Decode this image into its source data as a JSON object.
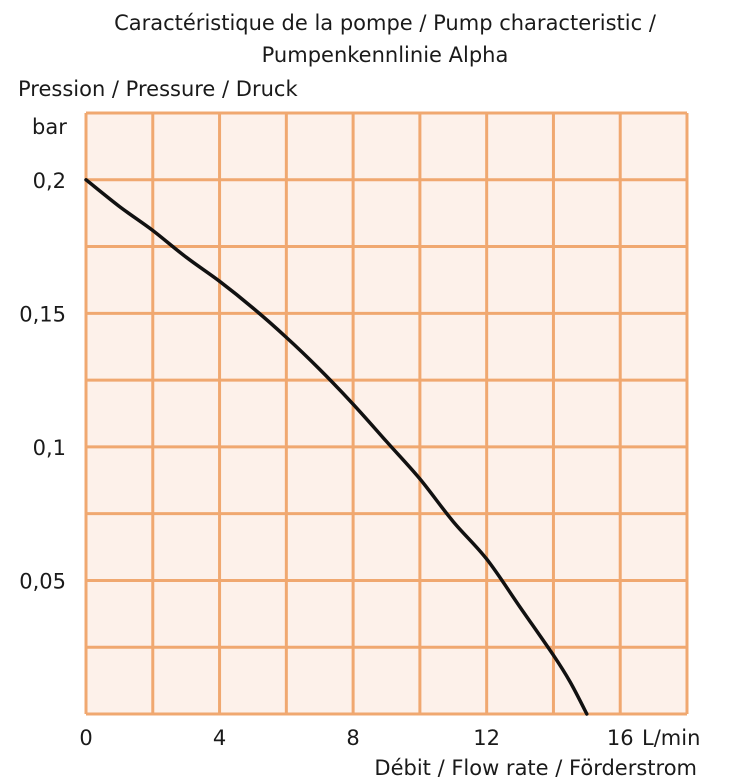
{
  "chart_data": {
    "type": "line",
    "title_lines": [
      "Caractéristique de la pompe / Pump characteristic /",
      "Pumpenkennlinie Alpha"
    ],
    "ylabel": "Pression / Pressure / Druck",
    "yunit": "bar",
    "xlabel": "Débit / Flow rate / Förderstrom",
    "xunit": "L/min",
    "xlim": [
      0,
      18
    ],
    "ylim": [
      0,
      0.225
    ],
    "x_grid_step": 2,
    "y_grid_step": 0.025,
    "grid": true,
    "x_ticks": [
      {
        "value": 0,
        "label": "0"
      },
      {
        "value": 4,
        "label": "4"
      },
      {
        "value": 8,
        "label": "8"
      },
      {
        "value": 12,
        "label": "12"
      },
      {
        "value": 16,
        "label": "16"
      }
    ],
    "y_ticks": [
      {
        "value": 0.2,
        "label": "0,2"
      },
      {
        "value": 0.15,
        "label": "0,15"
      },
      {
        "value": 0.1,
        "label": "0,1"
      },
      {
        "value": 0.05,
        "label": "0,05"
      }
    ],
    "series": [
      {
        "x": [
          0,
          1,
          2,
          3,
          4,
          5,
          6,
          7,
          8,
          9,
          10,
          11,
          12,
          13,
          14,
          14.5,
          15
        ],
        "y": [
          0.2,
          0.19,
          0.181,
          0.171,
          0.162,
          0.152,
          0.141,
          0.129,
          0.116,
          0.102,
          0.088,
          0.072,
          0.058,
          0.04,
          0.022,
          0.012,
          0.0
        ]
      }
    ],
    "colors": {
      "plot_background": "#fdf1ea",
      "grid": "#f0a870",
      "curve": "#111111"
    }
  }
}
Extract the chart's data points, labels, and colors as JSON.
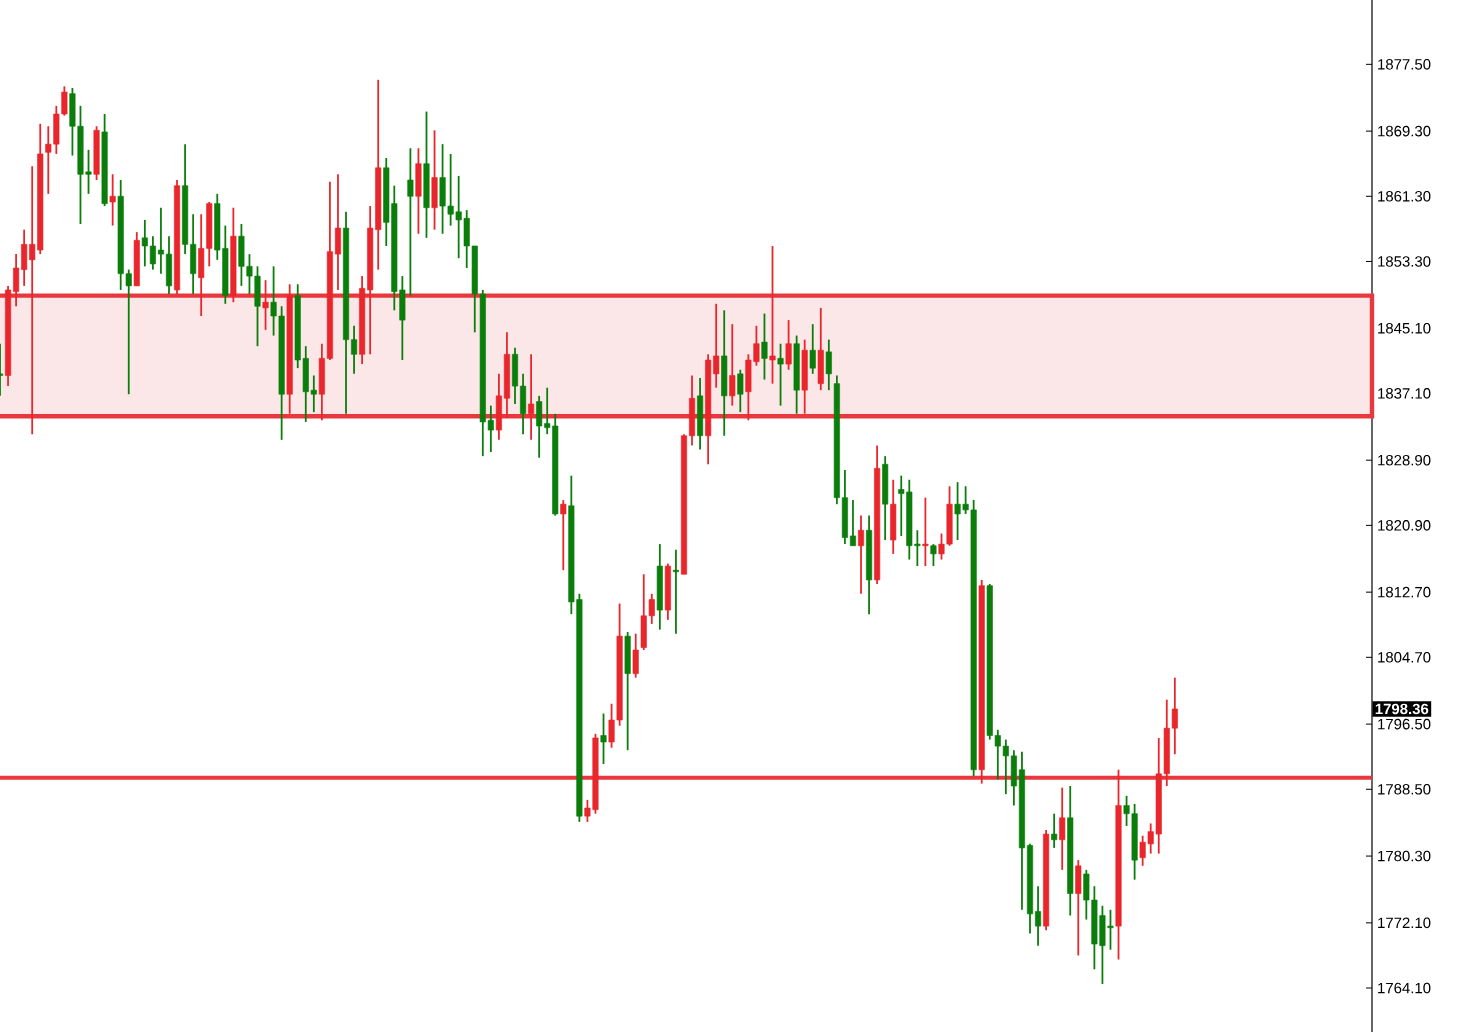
{
  "chart_data": {
    "type": "candlestick",
    "categories": [
      null,
      null,
      null,
      null,
      null,
      null,
      null,
      null,
      null,
      null,
      null,
      null,
      null,
      null,
      null,
      null,
      null,
      null,
      null,
      null,
      null,
      null,
      null,
      null,
      null,
      null,
      null,
      null,
      null,
      null,
      null,
      null,
      null,
      null,
      null,
      null,
      null,
      null,
      null,
      null,
      null,
      null,
      null,
      null,
      null,
      null,
      null,
      null,
      null,
      null,
      null,
      null,
      null,
      null,
      null,
      null,
      null,
      null,
      null,
      null,
      null,
      null,
      null,
      null,
      null,
      null,
      null,
      null,
      null,
      null,
      null,
      null,
      null,
      null,
      null,
      null,
      null,
      null,
      null,
      null,
      null,
      null,
      null,
      null,
      null,
      null,
      null,
      null,
      null,
      null,
      null,
      null,
      null,
      null,
      null,
      null,
      null,
      null,
      null,
      null,
      null,
      null,
      null,
      null,
      null,
      null,
      null,
      null,
      null,
      null,
      null,
      null,
      null,
      null,
      null,
      null,
      null,
      null,
      null,
      null,
      null,
      null,
      null,
      null,
      null,
      null,
      null,
      null,
      null,
      null,
      null,
      null,
      null,
      null,
      null,
      null,
      null,
      null,
      null,
      null,
      null,
      null,
      null,
      null,
      null,
      null,
      null,
      null,
      null,
      null,
      null,
      null,
      null,
      null,
      null,
      null,
      null,
      null,
      null,
      null,
      null,
      null,
      null,
      null,
      null,
      null,
      null,
      null,
      null,
      null,
      null
    ],
    "ohlc": [
      [
        1839.5,
        1843.2,
        1836.8,
        1839.3
      ],
      [
        1839.3,
        1850.3,
        1838.0,
        1849.8
      ],
      [
        1849.6,
        1854.2,
        1847.8,
        1852.5
      ],
      [
        1852.3,
        1857.2,
        1850.3,
        1855.4
      ],
      [
        1853.5,
        1865.0,
        1832.1,
        1855.4
      ],
      [
        1854.7,
        1870.2,
        1854.2,
        1866.5
      ],
      [
        1866.7,
        1869.9,
        1861.6,
        1867.7
      ],
      [
        1867.7,
        1872.4,
        1866.5,
        1871.4
      ],
      [
        1871.4,
        1874.8,
        1871.2,
        1874.1
      ],
      [
        1873.9,
        1874.6,
        1866.3,
        1869.9
      ],
      [
        1869.9,
        1872.4,
        1857.9,
        1864.0
      ],
      [
        1864.3,
        1867.0,
        1861.6,
        1864.0
      ],
      [
        1864.0,
        1869.9,
        1863.3,
        1869.4
      ],
      [
        1869.2,
        1871.4,
        1860.1,
        1860.4
      ],
      [
        1860.6,
        1864.0,
        1857.7,
        1861.3
      ],
      [
        1861.3,
        1863.3,
        1849.8,
        1851.8
      ],
      [
        1851.8,
        1852.3,
        1837.0,
        1850.3
      ],
      [
        1850.3,
        1856.9,
        1850.3,
        1855.9
      ],
      [
        1856.2,
        1858.4,
        1852.7,
        1855.2
      ],
      [
        1855.2,
        1856.4,
        1852.3,
        1853.0
      ],
      [
        1854.7,
        1859.9,
        1851.8,
        1854.2
      ],
      [
        1854.2,
        1856.4,
        1849.3,
        1850.3
      ],
      [
        1849.8,
        1863.3,
        1849.3,
        1862.6
      ],
      [
        1862.6,
        1867.7,
        1854.2,
        1855.4
      ],
      [
        1855.4,
        1859.1,
        1849.3,
        1851.8
      ],
      [
        1851.3,
        1859.1,
        1846.6,
        1854.9
      ],
      [
        1854.9,
        1860.6,
        1852.7,
        1860.4
      ],
      [
        1860.4,
        1861.6,
        1853.5,
        1854.7
      ],
      [
        1854.9,
        1857.7,
        1848.1,
        1849.1
      ],
      [
        1849.1,
        1859.9,
        1848.3,
        1856.4
      ],
      [
        1856.4,
        1857.9,
        1850.3,
        1852.7
      ],
      [
        1852.7,
        1854.2,
        1849.3,
        1851.5
      ],
      [
        1851.5,
        1852.7,
        1842.9,
        1847.8
      ],
      [
        1847.6,
        1851.0,
        1844.9,
        1848.3
      ],
      [
        1848.3,
        1852.7,
        1844.2,
        1846.6
      ],
      [
        1846.6,
        1847.8,
        1831.4,
        1837.0
      ],
      [
        1837.0,
        1850.5,
        1834.6,
        1849.1
      ],
      [
        1849.1,
        1850.5,
        1840.2,
        1841.2
      ],
      [
        1841.4,
        1842.9,
        1833.6,
        1837.3
      ],
      [
        1837.5,
        1839.3,
        1834.8,
        1837.0
      ],
      [
        1837.0,
        1843.2,
        1833.8,
        1841.4
      ],
      [
        1841.4,
        1863.1,
        1841.2,
        1854.5
      ],
      [
        1854.2,
        1864.0,
        1849.8,
        1857.4
      ],
      [
        1857.4,
        1859.4,
        1834.6,
        1843.7
      ],
      [
        1843.7,
        1845.4,
        1839.5,
        1841.9
      ],
      [
        1841.9,
        1851.5,
        1840.7,
        1850.0
      ],
      [
        1849.8,
        1860.1,
        1841.9,
        1857.4
      ],
      [
        1857.2,
        1875.6,
        1852.3,
        1864.8
      ],
      [
        1864.8,
        1866.0,
        1855.2,
        1858.1
      ],
      [
        1860.4,
        1862.6,
        1847.3,
        1849.6
      ],
      [
        1849.8,
        1851.5,
        1841.2,
        1846.1
      ],
      [
        1863.3,
        1867.2,
        1849.1,
        1861.3
      ],
      [
        1861.3,
        1867.2,
        1856.7,
        1865.3
      ],
      [
        1865.3,
        1871.7,
        1856.2,
        1859.9
      ],
      [
        1859.9,
        1869.4,
        1857.2,
        1863.6
      ],
      [
        1863.6,
        1867.7,
        1856.7,
        1860.1
      ],
      [
        1860.1,
        1866.5,
        1857.7,
        1859.1
      ],
      [
        1859.4,
        1863.8,
        1853.7,
        1858.4
      ],
      [
        1858.6,
        1859.6,
        1852.5,
        1855.2
      ],
      [
        1855.2,
        1855.2,
        1844.6,
        1849.3
      ],
      [
        1849.3,
        1849.8,
        1829.4,
        1833.6
      ],
      [
        1833.8,
        1835.6,
        1829.9,
        1832.6
      ],
      [
        1832.6,
        1839.5,
        1831.4,
        1836.8
      ],
      [
        1836.5,
        1844.6,
        1834.1,
        1841.9
      ],
      [
        1841.9,
        1842.7,
        1835.8,
        1838.0
      ],
      [
        1838.0,
        1839.5,
        1832.1,
        1834.6
      ],
      [
        1834.6,
        1841.9,
        1831.4,
        1835.8
      ],
      [
        1836.1,
        1836.8,
        1829.2,
        1833.1
      ],
      [
        1833.4,
        1837.8,
        1832.1,
        1832.9
      ],
      [
        1833.1,
        1834.6,
        1822.1,
        1822.3
      ],
      [
        1822.3,
        1824.0,
        1815.4,
        1823.5
      ],
      [
        1823.3,
        1827.0,
        1810.0,
        1811.5
      ],
      [
        1811.8,
        1812.5,
        1784.5,
        1785.2
      ],
      [
        1785.2,
        1787.2,
        1784.5,
        1786.2
      ],
      [
        1786.0,
        1795.3,
        1785.5,
        1794.8
      ],
      [
        1795.1,
        1797.8,
        1791.6,
        1794.3
      ],
      [
        1794.3,
        1799.0,
        1793.6,
        1797.0
      ],
      [
        1797.0,
        1811.3,
        1796.3,
        1807.3
      ],
      [
        1807.3,
        1807.8,
        1793.3,
        1802.7
      ],
      [
        1802.7,
        1807.6,
        1802.2,
        1805.6
      ],
      [
        1805.9,
        1814.9,
        1805.6,
        1809.8
      ],
      [
        1809.8,
        1812.5,
        1808.8,
        1811.8
      ],
      [
        1815.9,
        1818.6,
        1808.1,
        1810.5
      ],
      [
        1810.5,
        1816.2,
        1809.3,
        1815.9
      ],
      [
        1815.4,
        1817.9,
        1807.6,
        1815.2
      ],
      [
        1814.9,
        1832.1,
        1814.9,
        1831.9
      ],
      [
        1831.9,
        1839.3,
        1830.7,
        1836.5
      ],
      [
        1836.8,
        1839.0,
        1830.2,
        1831.9
      ],
      [
        1831.9,
        1841.9,
        1828.4,
        1841.2
      ],
      [
        1839.5,
        1848.1,
        1837.8,
        1841.7
      ],
      [
        1841.7,
        1847.3,
        1831.9,
        1836.8
      ],
      [
        1836.8,
        1845.6,
        1835.6,
        1839.3
      ],
      [
        1839.5,
        1840.0,
        1834.8,
        1837.0
      ],
      [
        1837.3,
        1841.9,
        1833.8,
        1841.2
      ],
      [
        1841.0,
        1845.4,
        1840.5,
        1843.2
      ],
      [
        1843.4,
        1846.9,
        1838.8,
        1841.4
      ],
      [
        1841.2,
        1855.2,
        1838.3,
        1841.7
      ],
      [
        1841.4,
        1843.2,
        1835.6,
        1840.7
      ],
      [
        1840.7,
        1846.1,
        1840.0,
        1843.2
      ],
      [
        1843.2,
        1844.2,
        1834.6,
        1837.5
      ],
      [
        1837.5,
        1843.7,
        1834.6,
        1842.4
      ],
      [
        1842.4,
        1845.6,
        1839.5,
        1840.2
      ],
      [
        1838.3,
        1847.6,
        1837.5,
        1842.4
      ],
      [
        1842.2,
        1843.7,
        1837.5,
        1839.5
      ],
      [
        1838.3,
        1839.3,
        1823.5,
        1824.3
      ],
      [
        1824.3,
        1827.7,
        1818.6,
        1819.4
      ],
      [
        1819.6,
        1824.0,
        1818.4,
        1818.4
      ],
      [
        1818.4,
        1822.1,
        1812.5,
        1820.3
      ],
      [
        1820.3,
        1822.1,
        1810.0,
        1814.2
      ],
      [
        1814.2,
        1830.7,
        1813.7,
        1827.9
      ],
      [
        1828.4,
        1829.4,
        1819.1,
        1823.5
      ],
      [
        1819.1,
        1826.5,
        1817.4,
        1823.5
      ],
      [
        1825.3,
        1827.0,
        1819.6,
        1824.8
      ],
      [
        1825.0,
        1826.5,
        1816.7,
        1818.4
      ],
      [
        1818.6,
        1820.3,
        1815.9,
        1818.4
      ],
      [
        1818.4,
        1824.3,
        1815.9,
        1818.6
      ],
      [
        1818.4,
        1818.6,
        1815.9,
        1817.4
      ],
      [
        1817.4,
        1819.9,
        1816.7,
        1818.6
      ],
      [
        1818.6,
        1825.7,
        1818.4,
        1823.5
      ],
      [
        1823.5,
        1826.2,
        1819.1,
        1822.3
      ],
      [
        1823.5,
        1825.7,
        1822.3,
        1822.8
      ],
      [
        1822.8,
        1824.0,
        1790.1,
        1790.9
      ],
      [
        1790.9,
        1814.2,
        1789.2,
        1813.5
      ],
      [
        1813.5,
        1813.7,
        1794.6,
        1795.1
      ],
      [
        1795.1,
        1795.8,
        1789.7,
        1793.8
      ],
      [
        1793.8,
        1794.6,
        1787.9,
        1792.6
      ],
      [
        1792.6,
        1793.3,
        1786.5,
        1788.9
      ],
      [
        1790.9,
        1793.1,
        1773.7,
        1781.3
      ],
      [
        1781.6,
        1781.8,
        1770.8,
        1773.2
      ],
      [
        1773.5,
        1776.6,
        1769.3,
        1771.7
      ],
      [
        1771.7,
        1783.5,
        1771.2,
        1783.0
      ],
      [
        1783.0,
        1785.5,
        1781.3,
        1782.3
      ],
      [
        1782.3,
        1788.7,
        1778.6,
        1785.0
      ],
      [
        1785.0,
        1788.9,
        1773.0,
        1775.7
      ],
      [
        1775.7,
        1779.8,
        1768.1,
        1779.1
      ],
      [
        1778.1,
        1778.6,
        1772.5,
        1774.9
      ],
      [
        1774.9,
        1776.6,
        1766.4,
        1769.5
      ],
      [
        1773.0,
        1774.2,
        1764.6,
        1769.3
      ],
      [
        1771.7,
        1773.7,
        1768.8,
        1771.5
      ],
      [
        1771.7,
        1790.9,
        1767.6,
        1786.5
      ],
      [
        1786.5,
        1787.7,
        1784.0,
        1785.5
      ],
      [
        1785.5,
        1786.7,
        1777.4,
        1779.8
      ],
      [
        1780.1,
        1782.8,
        1779.1,
        1782.0
      ],
      [
        1781.8,
        1784.3,
        1780.6,
        1783.3
      ],
      [
        1783.0,
        1794.8,
        1780.6,
        1790.4
      ],
      [
        1790.4,
        1799.5,
        1788.9,
        1796.0
      ],
      [
        1796.0,
        1802.2,
        1792.8,
        1798.36
      ],
      null,
      null,
      null,
      null,
      null,
      null,
      null,
      null,
      null,
      null,
      null,
      null,
      null,
      null,
      null,
      null,
      null,
      null,
      null,
      null,
      null,
      null,
      null,
      null
    ],
    "colors": [
      "#0b7d0b",
      "#e8262c",
      "#e8262c",
      "#e8262c",
      "#e8262c",
      "#e8262c",
      "#e8262c",
      "#e8262c",
      "#e8262c",
      "#0b7d0b",
      "#0b7d0b",
      "#0b7d0b",
      "#e8262c",
      "#0b7d0b",
      "#e8262c",
      "#0b7d0b",
      "#0b7d0b",
      "#e8262c",
      "#0b7d0b",
      "#0b7d0b",
      "#0b7d0b",
      "#0b7d0b",
      "#e8262c",
      "#0b7d0b",
      "#0b7d0b",
      "#e8262c",
      "#e8262c",
      "#0b7d0b",
      "#0b7d0b",
      "#e8262c",
      "#0b7d0b",
      "#0b7d0b",
      "#0b7d0b",
      "#e8262c",
      "#0b7d0b",
      "#0b7d0b",
      "#e8262c",
      "#0b7d0b",
      "#0b7d0b",
      "#0b7d0b",
      "#e8262c",
      "#e8262c",
      "#e8262c",
      "#0b7d0b",
      "#0b7d0b",
      "#e8262c",
      "#e8262c",
      "#e8262c",
      "#0b7d0b",
      "#0b7d0b",
      "#0b7d0b",
      "#0b7d0b",
      "#e8262c",
      "#0b7d0b",
      "#e8262c",
      "#0b7d0b",
      "#0b7d0b",
      "#0b7d0b",
      "#0b7d0b",
      "#0b7d0b",
      "#0b7d0b",
      "#0b7d0b",
      "#e8262c",
      "#e8262c",
      "#0b7d0b",
      "#0b7d0b",
      "#e8262c",
      "#0b7d0b",
      "#0b7d0b",
      "#0b7d0b",
      "#e8262c",
      "#0b7d0b",
      "#0b7d0b",
      "#e8262c",
      "#e8262c",
      "#0b7d0b",
      "#e8262c",
      "#e8262c",
      "#0b7d0b",
      "#e8262c",
      "#e8262c",
      "#e8262c",
      "#0b7d0b",
      "#e8262c",
      "#0b7d0b",
      "#e8262c",
      "#e8262c",
      "#0b7d0b",
      "#e8262c",
      "#e8262c",
      "#0b7d0b",
      "#e8262c",
      "#0b7d0b",
      "#e8262c",
      "#e8262c",
      "#0b7d0b",
      "#e8262c",
      "#0b7d0b",
      "#e8262c",
      "#0b7d0b",
      "#e8262c",
      "#0b7d0b",
      "#e8262c",
      "#0b7d0b",
      "#0b7d0b",
      "#0b7d0b",
      "#0b7d0b",
      "#e8262c",
      "#0b7d0b",
      "#e8262c",
      "#0b7d0b",
      "#e8262c",
      "#0b7d0b",
      "#0b7d0b",
      "#0b7d0b",
      "#e8262c",
      "#0b7d0b",
      "#e8262c",
      "#e8262c",
      "#0b7d0b",
      "#0b7d0b",
      "#0b7d0b",
      "#e8262c",
      "#0b7d0b",
      "#0b7d0b",
      "#0b7d0b",
      "#0b7d0b",
      "#0b7d0b",
      "#0b7d0b",
      "#0b7d0b",
      "#e8262c",
      "#0b7d0b",
      "#e8262c",
      "#0b7d0b",
      "#e8262c",
      "#0b7d0b",
      "#0b7d0b",
      "#0b7d0b",
      "#0b7d0b",
      "#e8262c",
      "#0b7d0b",
      "#0b7d0b",
      "#e8262c",
      "#e8262c",
      "#e8262c",
      "#e8262c",
      "#e8262c",
      null,
      null,
      null,
      null,
      null,
      null,
      null,
      null,
      null,
      null,
      null,
      null,
      null,
      null,
      null,
      null,
      null,
      null,
      null,
      null,
      null,
      null,
      null,
      null
    ],
    "ylim": [
      1758.7,
      1885.4
    ],
    "yticks": [
      {
        "value": 1764.1,
        "label": "1764.10"
      },
      {
        "value": 1772.1,
        "label": "1772.10"
      },
      {
        "value": 1780.3,
        "label": "1780.30"
      },
      {
        "value": 1788.5,
        "label": "1788.50"
      },
      {
        "value": 1796.5,
        "label": "1796.50"
      },
      {
        "value": 1804.7,
        "label": "1804.70"
      },
      {
        "value": 1812.7,
        "label": "1812.70"
      },
      {
        "value": 1820.9,
        "label": "1820.90"
      },
      {
        "value": 1828.9,
        "label": "1828.90"
      },
      {
        "value": 1837.1,
        "label": "1837.10"
      },
      {
        "value": 1845.1,
        "label": "1845.10"
      },
      {
        "value": 1853.3,
        "label": "1853.30"
      },
      {
        "value": 1861.3,
        "label": "1861.30"
      },
      {
        "value": 1869.3,
        "label": "1869.30"
      },
      {
        "value": 1877.5,
        "label": "1877.50"
      }
    ],
    "ref_lines": [
      {
        "axis": "y",
        "value": 1789.9,
        "color": "#e8383d"
      }
    ],
    "bands": [
      {
        "axis": "y",
        "from": 1834.3,
        "to": 1849.1,
        "color": "#e8383d"
      }
    ],
    "annotations": [
      "1798.36"
    ]
  }
}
........
State the number of lines in the data that include the string "colors", and add nothing else.

3